[Extracted records]
● ● ● ●

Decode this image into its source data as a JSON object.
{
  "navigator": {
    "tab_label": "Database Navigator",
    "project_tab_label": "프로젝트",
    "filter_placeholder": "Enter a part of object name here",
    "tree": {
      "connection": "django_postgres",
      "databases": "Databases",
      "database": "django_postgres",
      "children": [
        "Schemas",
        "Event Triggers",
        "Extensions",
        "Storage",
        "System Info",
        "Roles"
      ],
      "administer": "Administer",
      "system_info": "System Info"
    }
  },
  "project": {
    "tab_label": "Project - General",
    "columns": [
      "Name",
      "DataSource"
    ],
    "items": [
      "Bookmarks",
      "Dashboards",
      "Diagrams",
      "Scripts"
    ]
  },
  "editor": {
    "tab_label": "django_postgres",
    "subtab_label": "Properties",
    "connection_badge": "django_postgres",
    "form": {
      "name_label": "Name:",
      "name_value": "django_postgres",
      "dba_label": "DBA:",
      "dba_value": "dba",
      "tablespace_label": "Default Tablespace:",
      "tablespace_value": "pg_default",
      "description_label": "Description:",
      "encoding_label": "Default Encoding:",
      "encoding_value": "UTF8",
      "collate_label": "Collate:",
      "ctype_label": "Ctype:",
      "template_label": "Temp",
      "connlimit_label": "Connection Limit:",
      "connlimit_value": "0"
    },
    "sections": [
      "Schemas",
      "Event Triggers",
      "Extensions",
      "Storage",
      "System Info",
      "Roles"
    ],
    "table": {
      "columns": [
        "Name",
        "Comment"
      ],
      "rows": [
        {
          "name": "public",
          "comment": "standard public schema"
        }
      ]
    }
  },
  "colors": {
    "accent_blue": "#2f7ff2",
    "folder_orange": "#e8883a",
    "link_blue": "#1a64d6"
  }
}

● ● ● ●

Aim of the task – Give back each line above precisely as it stands.

Exercise solution –
Decode this image into its source data as a JSON object.
{
  "navigator": {
    "tab_label": "Database Navigator",
    "project_tab_label": "프로젝트",
    "filter_placeholder": "Enter a part of object name here",
    "tree": {
      "connection": "django_postgres",
      "databases": "Databases",
      "database": "django_postgres",
      "children": [
        "Schemas",
        "Event Triggers",
        "Extensions",
        "Storage",
        "System Info",
        "Roles"
      ],
      "administer": "Administer",
      "system_info": "System Info"
    }
  },
  "project": {
    "tab_label": "Project - General",
    "columns": [
      "Name",
      "DataSource"
    ],
    "items": [
      "Bookmarks",
      "Dashboards",
      "Diagrams",
      "Scripts"
    ]
  },
  "editor": {
    "tab_label": "django_postgres",
    "subtab_label": "Properties",
    "connection_badge": "django_postgres",
    "form": {
      "name_label": "Name:",
      "name_value": "django_postgres",
      "dba_label": "DBA:",
      "dba_value": "dba",
      "tablespace_label": "Default Tablespace:",
      "tablespace_value": "pg_default",
      "description_label": "Description:",
      "encoding_label": "Default Encoding:",
      "encoding_value": "UTF8",
      "collate_label": "Collate:",
      "ctype_label": "Ctype:",
      "template_label": "Temp",
      "connlimit_label": "Connection Limit:",
      "connlimit_value": "0"
    },
    "sections": [
      "Schemas",
      "Event Triggers",
      "Extensions",
      "Storage",
      "System Info",
      "Roles"
    ],
    "table": {
      "columns": [
        "Name",
        "Comment"
      ],
      "rows": [
        {
          "name": "public",
          "comment": "standard public schema"
        }
      ]
    }
  },
  "colors": {
    "accent_blue": "#2f7ff2",
    "folder_orange": "#e8883a",
    "link_blue": "#1a64d6"
  }
}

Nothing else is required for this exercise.